(Dataset rows about figures)

━━━━━━━━

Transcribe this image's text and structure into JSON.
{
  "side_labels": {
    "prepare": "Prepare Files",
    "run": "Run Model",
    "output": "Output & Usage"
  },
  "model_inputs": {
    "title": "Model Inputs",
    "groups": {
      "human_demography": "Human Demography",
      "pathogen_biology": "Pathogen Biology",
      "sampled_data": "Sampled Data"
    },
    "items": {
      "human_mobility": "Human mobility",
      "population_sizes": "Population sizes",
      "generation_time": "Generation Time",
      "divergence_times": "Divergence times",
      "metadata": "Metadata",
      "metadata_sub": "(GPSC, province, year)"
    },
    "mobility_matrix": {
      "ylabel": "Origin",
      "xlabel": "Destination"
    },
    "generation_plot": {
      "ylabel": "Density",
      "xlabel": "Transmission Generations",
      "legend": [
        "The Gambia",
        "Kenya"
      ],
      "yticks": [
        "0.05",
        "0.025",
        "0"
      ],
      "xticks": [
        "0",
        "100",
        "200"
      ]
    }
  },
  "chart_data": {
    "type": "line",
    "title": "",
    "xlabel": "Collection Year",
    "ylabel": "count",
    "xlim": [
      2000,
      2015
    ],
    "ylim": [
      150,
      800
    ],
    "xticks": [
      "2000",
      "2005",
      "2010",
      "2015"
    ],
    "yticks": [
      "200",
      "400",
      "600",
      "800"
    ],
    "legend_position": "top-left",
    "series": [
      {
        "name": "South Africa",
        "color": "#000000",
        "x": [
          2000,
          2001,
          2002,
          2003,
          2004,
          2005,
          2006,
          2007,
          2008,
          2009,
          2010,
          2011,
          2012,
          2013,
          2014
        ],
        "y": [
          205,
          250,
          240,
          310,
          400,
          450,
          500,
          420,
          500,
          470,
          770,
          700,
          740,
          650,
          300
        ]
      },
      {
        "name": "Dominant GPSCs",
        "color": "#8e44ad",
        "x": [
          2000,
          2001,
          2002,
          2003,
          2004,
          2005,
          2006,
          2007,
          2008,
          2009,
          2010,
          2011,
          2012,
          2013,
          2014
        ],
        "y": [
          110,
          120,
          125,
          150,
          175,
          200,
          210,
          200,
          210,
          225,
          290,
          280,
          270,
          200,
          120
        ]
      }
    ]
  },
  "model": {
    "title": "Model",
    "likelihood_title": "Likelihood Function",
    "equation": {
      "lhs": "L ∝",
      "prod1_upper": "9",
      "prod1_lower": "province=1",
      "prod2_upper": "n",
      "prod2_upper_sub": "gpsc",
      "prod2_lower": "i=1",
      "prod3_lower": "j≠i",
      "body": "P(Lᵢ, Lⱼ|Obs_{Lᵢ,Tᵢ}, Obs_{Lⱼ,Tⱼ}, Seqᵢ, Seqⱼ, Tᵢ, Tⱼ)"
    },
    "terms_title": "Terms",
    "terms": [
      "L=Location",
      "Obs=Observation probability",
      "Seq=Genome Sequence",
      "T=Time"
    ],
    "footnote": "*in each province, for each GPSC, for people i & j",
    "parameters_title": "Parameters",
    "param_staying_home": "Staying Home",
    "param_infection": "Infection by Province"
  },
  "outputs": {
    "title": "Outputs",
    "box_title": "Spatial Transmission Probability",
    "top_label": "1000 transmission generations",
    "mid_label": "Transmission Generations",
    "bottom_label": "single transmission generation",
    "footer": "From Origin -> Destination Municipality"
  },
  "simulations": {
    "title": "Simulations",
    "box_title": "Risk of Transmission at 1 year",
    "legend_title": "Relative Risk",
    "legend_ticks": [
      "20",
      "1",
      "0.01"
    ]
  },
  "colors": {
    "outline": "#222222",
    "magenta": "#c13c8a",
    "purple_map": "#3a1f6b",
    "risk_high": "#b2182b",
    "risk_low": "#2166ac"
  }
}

━━━━━━━━

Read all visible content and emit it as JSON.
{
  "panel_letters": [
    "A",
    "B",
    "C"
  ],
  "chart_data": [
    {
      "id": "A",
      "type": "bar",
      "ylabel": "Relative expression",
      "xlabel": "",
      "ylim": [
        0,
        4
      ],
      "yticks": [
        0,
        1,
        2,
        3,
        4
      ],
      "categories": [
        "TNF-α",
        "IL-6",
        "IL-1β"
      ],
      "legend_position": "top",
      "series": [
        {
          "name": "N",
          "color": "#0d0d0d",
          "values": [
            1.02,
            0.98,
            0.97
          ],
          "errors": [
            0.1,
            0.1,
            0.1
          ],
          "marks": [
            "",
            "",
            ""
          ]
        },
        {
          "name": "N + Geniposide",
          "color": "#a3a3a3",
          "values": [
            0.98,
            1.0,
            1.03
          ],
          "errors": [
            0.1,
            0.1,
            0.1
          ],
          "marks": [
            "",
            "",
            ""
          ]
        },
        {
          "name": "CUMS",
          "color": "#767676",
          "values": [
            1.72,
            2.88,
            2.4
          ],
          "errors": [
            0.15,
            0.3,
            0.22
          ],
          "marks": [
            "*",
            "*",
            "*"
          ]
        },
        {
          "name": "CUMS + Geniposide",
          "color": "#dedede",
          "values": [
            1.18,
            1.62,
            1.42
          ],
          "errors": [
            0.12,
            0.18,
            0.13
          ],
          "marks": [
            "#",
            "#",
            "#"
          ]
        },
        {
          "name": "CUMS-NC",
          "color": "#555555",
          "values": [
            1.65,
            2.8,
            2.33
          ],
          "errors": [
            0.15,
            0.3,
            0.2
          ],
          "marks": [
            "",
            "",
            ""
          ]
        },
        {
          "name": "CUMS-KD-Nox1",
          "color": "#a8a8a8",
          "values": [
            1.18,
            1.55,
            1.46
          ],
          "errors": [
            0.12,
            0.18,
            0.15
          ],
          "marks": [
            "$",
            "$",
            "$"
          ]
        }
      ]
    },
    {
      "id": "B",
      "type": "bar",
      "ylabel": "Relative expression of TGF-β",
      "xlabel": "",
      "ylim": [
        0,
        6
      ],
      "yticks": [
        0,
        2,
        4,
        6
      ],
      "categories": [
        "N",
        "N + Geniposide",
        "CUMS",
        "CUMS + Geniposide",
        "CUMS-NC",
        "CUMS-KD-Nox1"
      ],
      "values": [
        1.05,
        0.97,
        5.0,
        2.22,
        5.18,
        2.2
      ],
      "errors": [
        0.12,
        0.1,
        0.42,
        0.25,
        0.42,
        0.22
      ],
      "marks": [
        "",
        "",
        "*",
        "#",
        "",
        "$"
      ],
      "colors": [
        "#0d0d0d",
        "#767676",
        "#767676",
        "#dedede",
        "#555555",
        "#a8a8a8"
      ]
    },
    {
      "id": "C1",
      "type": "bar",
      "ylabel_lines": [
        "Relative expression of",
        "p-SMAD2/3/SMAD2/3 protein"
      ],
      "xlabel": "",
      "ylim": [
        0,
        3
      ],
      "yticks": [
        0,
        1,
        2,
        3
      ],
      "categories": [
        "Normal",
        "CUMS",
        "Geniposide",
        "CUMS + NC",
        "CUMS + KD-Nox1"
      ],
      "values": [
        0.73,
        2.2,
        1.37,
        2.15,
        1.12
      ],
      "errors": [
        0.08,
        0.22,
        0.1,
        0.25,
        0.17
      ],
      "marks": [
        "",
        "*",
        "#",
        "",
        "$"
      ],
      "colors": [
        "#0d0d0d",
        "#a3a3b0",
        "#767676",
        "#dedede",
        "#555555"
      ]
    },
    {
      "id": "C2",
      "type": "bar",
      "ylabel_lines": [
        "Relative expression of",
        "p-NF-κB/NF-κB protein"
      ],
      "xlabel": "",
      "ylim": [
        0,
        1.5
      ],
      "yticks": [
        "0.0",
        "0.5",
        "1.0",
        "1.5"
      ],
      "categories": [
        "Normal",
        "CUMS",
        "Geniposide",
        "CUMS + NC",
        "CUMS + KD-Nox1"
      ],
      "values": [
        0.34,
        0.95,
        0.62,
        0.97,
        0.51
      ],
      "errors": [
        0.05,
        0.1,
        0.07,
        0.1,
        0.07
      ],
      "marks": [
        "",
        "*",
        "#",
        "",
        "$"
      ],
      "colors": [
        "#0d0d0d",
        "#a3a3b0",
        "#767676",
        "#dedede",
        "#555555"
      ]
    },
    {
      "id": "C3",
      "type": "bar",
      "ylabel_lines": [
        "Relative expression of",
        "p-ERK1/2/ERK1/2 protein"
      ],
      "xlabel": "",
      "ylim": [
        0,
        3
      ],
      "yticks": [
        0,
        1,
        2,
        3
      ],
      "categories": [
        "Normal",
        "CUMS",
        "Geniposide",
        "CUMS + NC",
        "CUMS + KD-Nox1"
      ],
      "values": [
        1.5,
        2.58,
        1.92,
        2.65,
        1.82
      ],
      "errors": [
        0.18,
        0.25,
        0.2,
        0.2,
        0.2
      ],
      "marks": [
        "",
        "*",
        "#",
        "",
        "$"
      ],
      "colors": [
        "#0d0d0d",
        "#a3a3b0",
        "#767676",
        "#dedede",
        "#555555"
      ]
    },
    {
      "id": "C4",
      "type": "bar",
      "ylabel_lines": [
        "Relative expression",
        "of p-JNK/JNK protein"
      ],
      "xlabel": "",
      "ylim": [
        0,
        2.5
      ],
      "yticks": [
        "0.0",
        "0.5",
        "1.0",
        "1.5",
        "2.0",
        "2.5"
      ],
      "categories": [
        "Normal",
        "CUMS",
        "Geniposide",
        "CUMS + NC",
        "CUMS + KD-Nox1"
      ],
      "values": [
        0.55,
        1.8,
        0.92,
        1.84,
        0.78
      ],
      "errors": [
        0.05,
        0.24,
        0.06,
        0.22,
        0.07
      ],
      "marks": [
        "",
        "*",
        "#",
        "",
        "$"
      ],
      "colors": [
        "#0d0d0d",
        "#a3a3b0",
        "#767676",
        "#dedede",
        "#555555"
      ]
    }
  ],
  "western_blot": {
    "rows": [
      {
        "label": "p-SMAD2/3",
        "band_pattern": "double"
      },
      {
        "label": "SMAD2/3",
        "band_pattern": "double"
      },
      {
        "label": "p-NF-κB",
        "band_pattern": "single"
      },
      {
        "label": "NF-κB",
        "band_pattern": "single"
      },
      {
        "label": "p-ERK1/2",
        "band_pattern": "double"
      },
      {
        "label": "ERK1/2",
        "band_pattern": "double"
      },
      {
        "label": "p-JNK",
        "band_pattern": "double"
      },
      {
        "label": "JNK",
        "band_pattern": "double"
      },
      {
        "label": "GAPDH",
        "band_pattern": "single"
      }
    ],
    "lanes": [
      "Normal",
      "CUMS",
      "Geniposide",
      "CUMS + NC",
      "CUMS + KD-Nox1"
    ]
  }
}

━━━━━━━━

Search the records line by line for the word "JSON" and copy every line where it appears.

■ SOLUTION BELOW:
Transcribe this image's text and structure into JSON.
Read all visible content and emit it as JSON.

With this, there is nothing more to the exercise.